:: Extracted entries

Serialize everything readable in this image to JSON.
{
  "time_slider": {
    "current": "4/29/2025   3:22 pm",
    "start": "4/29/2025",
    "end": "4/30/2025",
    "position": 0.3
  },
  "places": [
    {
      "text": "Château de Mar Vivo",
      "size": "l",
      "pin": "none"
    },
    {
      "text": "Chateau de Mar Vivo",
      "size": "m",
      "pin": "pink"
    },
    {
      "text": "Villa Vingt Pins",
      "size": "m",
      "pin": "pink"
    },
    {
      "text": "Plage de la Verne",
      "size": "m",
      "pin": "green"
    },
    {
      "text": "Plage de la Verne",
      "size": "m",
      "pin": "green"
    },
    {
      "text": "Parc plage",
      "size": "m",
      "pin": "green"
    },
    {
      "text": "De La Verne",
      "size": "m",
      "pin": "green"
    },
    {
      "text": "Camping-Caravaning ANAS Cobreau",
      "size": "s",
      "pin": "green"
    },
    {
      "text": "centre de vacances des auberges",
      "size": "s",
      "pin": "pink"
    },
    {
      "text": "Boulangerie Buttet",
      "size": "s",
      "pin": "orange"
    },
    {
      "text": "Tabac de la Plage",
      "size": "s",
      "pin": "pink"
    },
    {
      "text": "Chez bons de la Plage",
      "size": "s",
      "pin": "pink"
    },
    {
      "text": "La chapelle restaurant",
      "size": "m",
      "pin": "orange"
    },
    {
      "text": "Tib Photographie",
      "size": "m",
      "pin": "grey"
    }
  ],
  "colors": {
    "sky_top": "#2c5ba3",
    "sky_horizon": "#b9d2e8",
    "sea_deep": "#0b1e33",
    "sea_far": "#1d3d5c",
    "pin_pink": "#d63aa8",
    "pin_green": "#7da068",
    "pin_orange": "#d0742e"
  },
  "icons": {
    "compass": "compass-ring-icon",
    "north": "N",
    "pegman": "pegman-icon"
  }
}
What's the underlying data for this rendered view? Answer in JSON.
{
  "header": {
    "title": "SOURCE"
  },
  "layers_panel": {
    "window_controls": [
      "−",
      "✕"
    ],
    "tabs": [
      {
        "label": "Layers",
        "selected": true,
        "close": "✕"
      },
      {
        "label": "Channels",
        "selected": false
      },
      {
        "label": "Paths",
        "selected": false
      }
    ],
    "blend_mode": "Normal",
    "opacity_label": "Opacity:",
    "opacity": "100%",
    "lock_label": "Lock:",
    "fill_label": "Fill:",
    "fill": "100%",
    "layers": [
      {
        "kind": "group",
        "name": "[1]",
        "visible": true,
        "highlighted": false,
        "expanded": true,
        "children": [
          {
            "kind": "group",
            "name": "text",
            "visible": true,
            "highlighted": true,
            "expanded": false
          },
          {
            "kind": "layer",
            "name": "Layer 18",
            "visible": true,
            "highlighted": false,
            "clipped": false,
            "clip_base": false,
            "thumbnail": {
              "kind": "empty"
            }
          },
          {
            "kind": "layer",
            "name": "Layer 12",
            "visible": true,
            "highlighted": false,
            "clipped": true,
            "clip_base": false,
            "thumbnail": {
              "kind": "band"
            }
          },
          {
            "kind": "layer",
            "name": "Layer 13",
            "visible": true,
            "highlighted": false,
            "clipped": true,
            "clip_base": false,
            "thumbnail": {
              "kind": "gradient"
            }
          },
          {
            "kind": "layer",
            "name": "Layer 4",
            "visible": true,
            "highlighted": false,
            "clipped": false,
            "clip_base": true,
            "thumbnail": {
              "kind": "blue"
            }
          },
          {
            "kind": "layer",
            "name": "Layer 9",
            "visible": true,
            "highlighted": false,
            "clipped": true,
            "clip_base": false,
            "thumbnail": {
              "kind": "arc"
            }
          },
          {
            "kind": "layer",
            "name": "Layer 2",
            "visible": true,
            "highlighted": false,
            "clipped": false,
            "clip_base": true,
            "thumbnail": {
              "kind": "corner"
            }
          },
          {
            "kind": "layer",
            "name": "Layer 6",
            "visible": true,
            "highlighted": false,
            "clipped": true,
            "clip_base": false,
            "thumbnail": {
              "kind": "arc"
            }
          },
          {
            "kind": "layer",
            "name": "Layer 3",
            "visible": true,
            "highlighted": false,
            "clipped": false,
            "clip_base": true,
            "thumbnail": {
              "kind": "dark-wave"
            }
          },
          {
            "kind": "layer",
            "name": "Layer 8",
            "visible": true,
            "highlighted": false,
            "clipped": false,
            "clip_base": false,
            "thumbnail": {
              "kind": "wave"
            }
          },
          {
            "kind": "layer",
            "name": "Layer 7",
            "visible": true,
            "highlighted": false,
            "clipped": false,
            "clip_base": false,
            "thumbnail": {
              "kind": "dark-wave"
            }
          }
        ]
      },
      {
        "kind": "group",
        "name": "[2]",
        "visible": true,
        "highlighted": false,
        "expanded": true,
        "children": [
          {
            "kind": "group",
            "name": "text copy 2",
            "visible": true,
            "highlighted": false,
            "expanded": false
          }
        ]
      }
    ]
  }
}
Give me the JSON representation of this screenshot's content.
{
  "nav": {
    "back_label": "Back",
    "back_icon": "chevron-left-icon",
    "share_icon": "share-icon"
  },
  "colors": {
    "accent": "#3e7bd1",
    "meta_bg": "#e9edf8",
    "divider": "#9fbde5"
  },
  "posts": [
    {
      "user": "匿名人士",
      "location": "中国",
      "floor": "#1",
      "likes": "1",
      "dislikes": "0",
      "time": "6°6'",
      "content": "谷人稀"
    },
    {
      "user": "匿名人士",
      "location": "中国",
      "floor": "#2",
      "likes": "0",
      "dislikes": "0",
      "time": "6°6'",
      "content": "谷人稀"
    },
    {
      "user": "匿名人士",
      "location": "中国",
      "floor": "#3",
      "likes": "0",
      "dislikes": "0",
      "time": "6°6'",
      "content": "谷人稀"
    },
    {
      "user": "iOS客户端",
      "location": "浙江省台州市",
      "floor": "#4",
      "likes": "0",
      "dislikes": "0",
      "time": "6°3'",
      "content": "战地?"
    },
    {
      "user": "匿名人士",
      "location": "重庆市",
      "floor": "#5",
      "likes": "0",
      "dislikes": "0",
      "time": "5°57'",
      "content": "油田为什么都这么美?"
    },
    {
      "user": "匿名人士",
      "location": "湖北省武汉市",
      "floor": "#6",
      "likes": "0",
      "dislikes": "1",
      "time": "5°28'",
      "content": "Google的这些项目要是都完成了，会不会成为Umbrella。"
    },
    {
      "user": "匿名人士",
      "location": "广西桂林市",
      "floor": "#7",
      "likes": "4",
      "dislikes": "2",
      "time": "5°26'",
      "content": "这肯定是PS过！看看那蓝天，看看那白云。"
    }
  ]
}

::::

Set exercise —
Look through the data and show every line containing "JSON".

Exercise output —
Serialize everything readable in this image to JSON.
What's the underlying data for this rendered view? Answer in JSON.
Give me the JSON representation of this screenshot's content.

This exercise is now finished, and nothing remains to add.